--- start Data supplied ---

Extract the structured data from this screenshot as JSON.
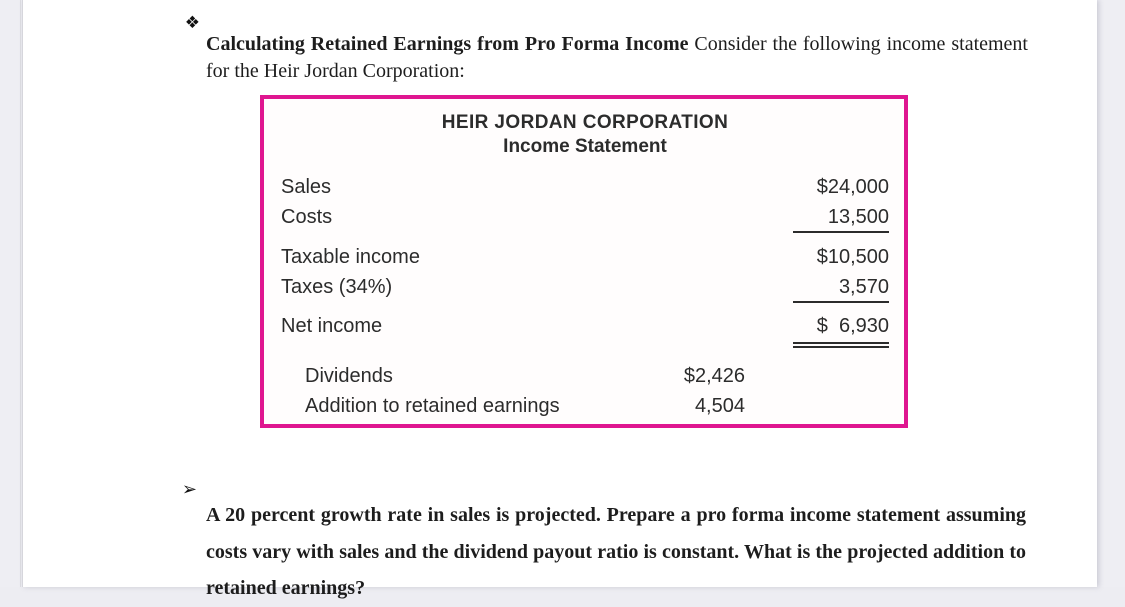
{
  "colors": {
    "table_border": "#df1690",
    "outer_background": "#ededf2",
    "page_background": "#ffffff"
  },
  "intro": {
    "bullet": "❖",
    "bold_text": "Calculating Retained Earnings from Pro Forma Income",
    "regular_text": "Consider the following income statement for the Heir Jordan Corporation:"
  },
  "statement": {
    "company": "HEIR JORDAN CORPORATION",
    "title": "Income Statement",
    "rows": [
      {
        "label": "Sales",
        "amount": "$24,000"
      },
      {
        "label": "Costs",
        "amount": "13,500"
      },
      {
        "label": "Taxable income",
        "amount": "$10,500"
      },
      {
        "label": "Taxes (34%)",
        "amount": "3,570"
      },
      {
        "label": "Net income",
        "amount": "$  6,930"
      },
      {
        "label": "Dividends",
        "amount": "$2,426"
      },
      {
        "label": "Addition to retained earnings",
        "amount": "4,504"
      }
    ]
  },
  "question": {
    "bullet": "➢",
    "text": "A 20 percent growth rate in sales is projected. Prepare a pro forma income statement assuming costs vary with sales and the dividend payout ratio is constant. What is the projected addition to retained earnings?"
  }
}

--- end Data supplied ---

#### Aim of the exercise:
Excluding the pictures, reproduce every entry exactly as given.

#### Solution:
Extract the structured data from this screenshot as JSON.
{
  "colors": {
    "table_border": "#df1690",
    "outer_background": "#ededf2",
    "page_background": "#ffffff"
  },
  "intro": {
    "bullet": "❖",
    "bold_text": "Calculating Retained Earnings from Pro Forma Income",
    "regular_text": "Consider the following income statement for the Heir Jordan Corporation:"
  },
  "statement": {
    "company": "HEIR JORDAN CORPORATION",
    "title": "Income Statement",
    "rows": [
      {
        "label": "Sales",
        "amount": "$24,000"
      },
      {
        "label": "Costs",
        "amount": "13,500"
      },
      {
        "label": "Taxable income",
        "amount": "$10,500"
      },
      {
        "label": "Taxes (34%)",
        "amount": "3,570"
      },
      {
        "label": "Net income",
        "amount": "$  6,930"
      },
      {
        "label": "Dividends",
        "amount": "$2,426"
      },
      {
        "label": "Addition to retained earnings",
        "amount": "4,504"
      }
    ]
  },
  "question": {
    "bullet": "➢",
    "text": "A 20 percent growth rate in sales is projected. Prepare a pro forma income statement assuming costs vary with sales and the dividend payout ratio is constant. What is the projected addition to retained earnings?"
  }
}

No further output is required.